== EXERCISE TASK ==
Write the data out again exactly, with no pictures.

== Collected data ==
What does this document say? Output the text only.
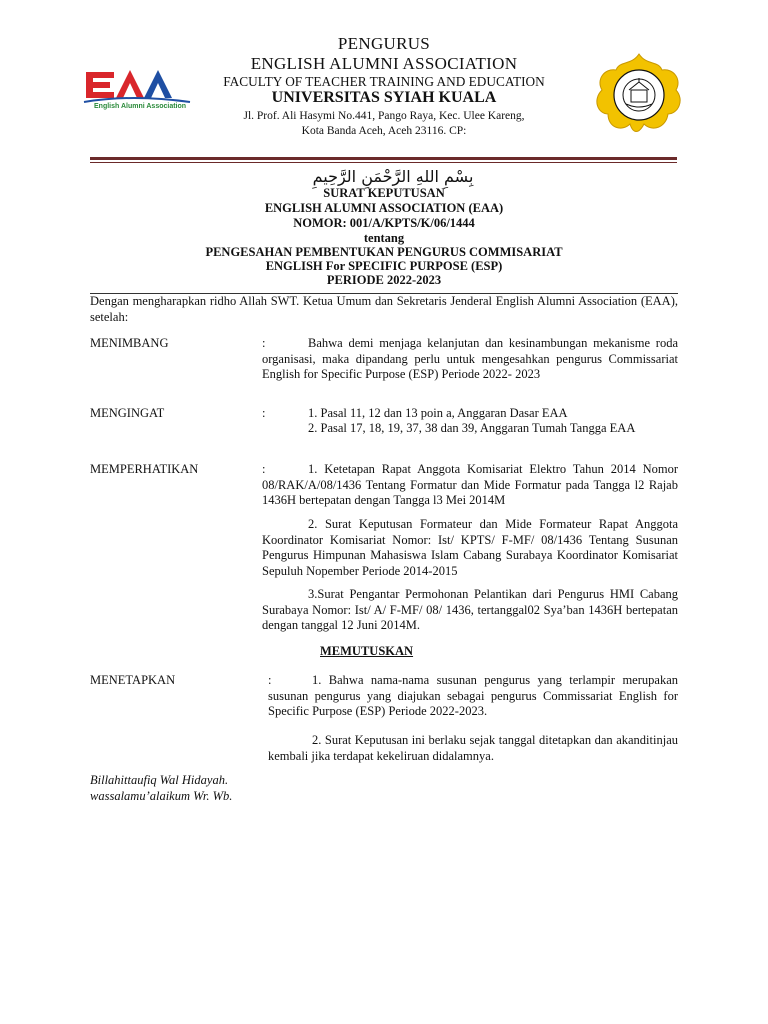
English Alumni Association
PENGURUS
ENGLISH ALUMNI ASSOCIATION
FACULTY OF TEACHER TRAINING AND EDUCATION
UNIVERSITAS SYIAH KUALA
Jl. Prof. Ali Hasymi No.441, Pango Raya, Kec. Ulee Kareng,
Kota Banda Aceh, Aceh 23116. CP:
بِسْمِ اللهِ الرَّحْمَنِ الرَّحِيمِ
SURAT KEPUTUSAN
ENGLISH ALUMNI ASSOCIATION (EAA)
NOMOR: 001/A/KPTS/K/06/1444
tentang
PENGESAHAN PEMBENTUKAN PENGURUS COMMISARIAT
ENGLISH For SPECIFIC PURPOSE (ESP)
PERIODE 2022-2023
Dengan mengharapkan ridho Allah SWT. Ketua Umum dan Sekretaris Jenderal English Alumni Association (EAA), setelah:
MENIMBANG	:	Bahwa demi menjaga kelanjutan dan kesinambungan mekanisme roda organisasi, maka dipandang perlu untuk mengesahkan pengurus Commissariat English for Specific Purpose (ESP) Periode 2022- 2023
MENGINGAT	:	1. Pasal 11, 12 dan 13 poin a, Anggaran Dasar EAA
2. Pasal 17, 18, 19, 37, 38 dan 39, Anggaran Tumah Tangga EAA
MEMPERHATIKAN	:	1. Ketetapan Rapat Anggota Komisariat Elektro Tahun 2014 Nomor 08/RAK/A/08/1436 Tentang Formatur dan Mide Formatur pada Tangga l2 Rajab 1436H bertepatan dengan Tangga l3 Mei 2014M
2. Surat Keputusan Formateur dan Mide Formateur Rapat Anggota Koordinator Komisariat Nomor: Ist/ KPTS/ F-MF/ 08/1436 Tentang Susunan Pengurus Himpunan Mahasiswa Islam Cabang Surabaya Koordinator Komisariat Sepuluh Nopember Periode 2014-2015
3.Surat Pengantar Permohonan Pelantikan dari Pengurus HMI Cabang Surabaya Nomor: Ist/ A/ F-MF/ 08/ 1436, tertanggal02 Sya’ban 1436H bertepatan dengan tanggal 12 Juni 2014M.
MEMUTUSKAN
MENETAPKAN	:	1. Bahwa nama-nama susunan pengurus yang terlampir merupakan susunan pengurus yang diajukan sebagai pengurus Commissariat English for Specific Purpose (ESP) Periode 2022-2023.
2. Surat Keputusan ini berlaku sejak tanggal ditetapkan dan akanditinjau kembali jika terdapat kekeliruan didalamnya.
Billahittaufiq Wal Hidayah.
wassalamu’alaikum Wr. Wb.
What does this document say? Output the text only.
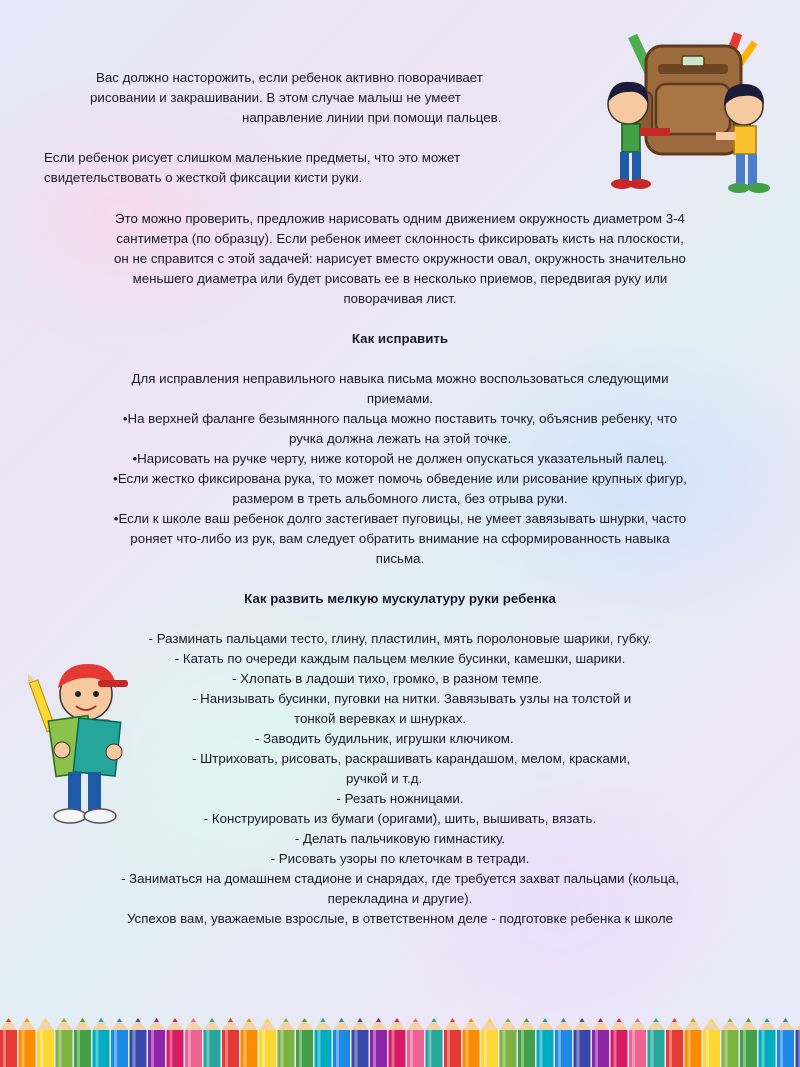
Вас должно насторожить, если ребенок активно поворачивает
рисовании и закрашивании. В этом случае малыш не умеет
направление линии при помощи пальцев.
Если ребенок рисует слишком маленькие предметы, что это может
свидетельствовать о жесткой фиксации кисти руки.
Это можно проверить, предложив нарисовать одним движением окружность диаметром 3-4
сантиметра (по образцу). Если ребенок имеет склонность фиксировать кисть на плоскости,
он не справится с этой задачей: нарисует вместо окружности овал, окружность значительно
меньшего диаметра или будет рисовать ее в несколько приемов, передвигая руку или
поворачивая лист.
Как исправить
Для исправления неправильного навыка письма можно воспользоваться следующими
приемами.
•На верхней фаланге безымянного пальца можно поставить точку, объяснив ребенку, что
ручка должна лежать на этой точке.
•Нарисовать на ручке черту, ниже которой не должен опускаться указательный палец.
•Если жестко фиксирована рука, то может помочь обведение или рисование крупных фигур,
размером в треть альбомного листа, без отрыва руки.
•Если к школе ваш ребенок долго застегивает пуговицы, не умеет завязывать шнурки, часто
роняет что-либо из рук, вам следует обратить внимание на сформированность навыка
письма.
Как развить мелкую мускулатуру руки ребенка
- Разминать пальцами тесто, глину, пластилин, мять поролоновые шарики, губку.
- Катать по очереди каждым пальцем мелкие бусинки, камешки, шарики.
- Хлопать в ладоши тихо, громко, в разном темпе.
- Нанизывать бусинки, пуговки на нитки. Завязывать узлы на толстой и
тонкой веревках и шнурках.
- Заводить будильник, игрушки ключиком.
- Штриховать, рисовать, раскрашивать карандашом, мелом, красками,
ручкой и т.д.
- Резать ножницами.
- Конструировать из бумаги (оригами), шить, вышивать, вязать.
- Делать пальчиковую гимнастику.
- Рисовать узоры по клеточкам в тетради.
- Заниматься на домашнем стадионе и снарядах, где требуется захват пальцами (кольца,
перекладина и другие).
Успехов вам, уважаемые взрослые, в ответственном деле - подготовке ребенка к школе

== ANSWER BELOW ==
What does this document say? Output the text only.
English Alumni Association
PENGURUS
ENGLISH ALUMNI ASSOCIATION
FACULTY OF TEACHER TRAINING AND EDUCATION
UNIVERSITAS SYIAH KUALA
Jl. Prof. Ali Hasymi No.441, Pango Raya, Kec. Ulee Kareng,
Kota Banda Aceh, Aceh 23116. CP:
بِسْمِ اللهِ الرَّحْمَنِ الرَّحِيمِ
SURAT KEPUTUSAN
ENGLISH ALUMNI ASSOCIATION (EAA)
NOMOR: 001/A/KPTS/K/06/1444
tentang
PENGESAHAN PEMBENTUKAN PENGURUS COMMISARIAT
ENGLISH For SPECIFIC PURPOSE (ESP)
PERIODE 2022-2023
Dengan mengharapkan ridho Allah SWT. Ketua Umum dan Sekretaris Jenderal English Alumni Association (EAA), setelah:
MENIMBANG	:	Bahwa demi menjaga kelanjutan dan kesinambungan mekanisme roda organisasi, maka dipandang perlu untuk mengesahkan pengurus Commissariat English for Specific Purpose (ESP) Periode 2022- 2023
MENGINGAT	:	1. Pasal 11, 12 dan 13 poin a, Anggaran Dasar EAA
2. Pasal 17, 18, 19, 37, 38 dan 39, Anggaran Tumah Tangga EAA
MEMPERHATIKAN	:	1. Ketetapan Rapat Anggota Komisariat Elektro Tahun 2014 Nomor 08/RAK/A/08/1436 Tentang Formatur dan Mide Formatur pada Tangga l2 Rajab 1436H bertepatan dengan Tangga l3 Mei 2014M
2. Surat Keputusan Formateur dan Mide Formateur Rapat Anggota Koordinator Komisariat Nomor: Ist/ KPTS/ F-MF/ 08/1436 Tentang Susunan Pengurus Himpunan Mahasiswa Islam Cabang Surabaya Koordinator Komisariat Sepuluh Nopember Periode 2014-2015
3.Surat Pengantar Permohonan Pelantikan dari Pengurus HMI Cabang Surabaya Nomor: Ist/ A/ F-MF/ 08/ 1436, tertanggal02 Sya’ban 1436H bertepatan dengan tanggal 12 Juni 2014M.
MEMUTUSKAN
MENETAPKAN	:	1. Bahwa nama-nama susunan pengurus yang terlampir merupakan susunan pengurus yang diajukan sebagai pengurus Commissariat English for Specific Purpose (ESP) Periode 2022-2023.
2. Surat Keputusan ini berlaku sejak tanggal ditetapkan dan akanditinjau kembali jika terdapat kekeliruan didalamnya.
Billahittaufiq Wal Hidayah.
wassalamu’alaikum Wr. Wb.
What does this document say? Output the text only.
Вас должно насторожить, если ребенок активно поворачивает
рисовании и закрашивании. В этом случае малыш не умеет
направление линии при помощи пальцев.
Если ребенок рисует слишком маленькие предметы, что это может
свидетельствовать о жесткой фиксации кисти руки.
Это можно проверить, предложив нарисовать одним движением окружность диаметром 3-4
сантиметра (по образцу). Если ребенок имеет склонность фиксировать кисть на плоскости,
он не справится с этой задачей: нарисует вместо окружности овал, окружность значительно
меньшего диаметра или будет рисовать ее в несколько приемов, передвигая руку или
поворачивая лист.
Как исправить
Для исправления неправильного навыка письма можно воспользоваться следующими
приемами.
•На верхней фаланге безымянного пальца можно поставить точку, объяснив ребенку, что
ручка должна лежать на этой точке.
•Нарисовать на ручке черту, ниже которой не должен опускаться указательный палец.
•Если жестко фиксирована рука, то может помочь обведение или рисование крупных фигур,
размером в треть альбомного листа, без отрыва руки.
•Если к школе ваш ребенок долго застегивает пуговицы, не умеет завязывать шнурки, часто
роняет что-либо из рук, вам следует обратить внимание на сформированность навыка
письма.
Как развить мелкую мускулатуру руки ребенка
- Разминать пальцами тесто, глину, пластилин, мять поролоновые шарики, губку.
- Катать по очереди каждым пальцем мелкие бусинки, камешки, шарики.
- Хлопать в ладоши тихо, громко, в разном темпе.
- Нанизывать бусинки, пуговки на нитки. Завязывать узлы на толстой и
тонкой веревках и шнурках.
- Заводить будильник, игрушки ключиком.
- Штриховать, рисовать, раскрашивать карандашом, мелом, красками,
ручкой и т.д.
- Резать ножницами.
- Конструировать из бумаги (оригами), шить, вышивать, вязать.
- Делать пальчиковую гимнастику.
- Рисовать узоры по клеточкам в тетради.
- Заниматься на домашнем стадионе и снарядах, где требуется захват пальцами (кольца,
перекладина и другие).
Успехов вам, уважаемые взрослые, в ответственном деле - подготовке ребенка к школе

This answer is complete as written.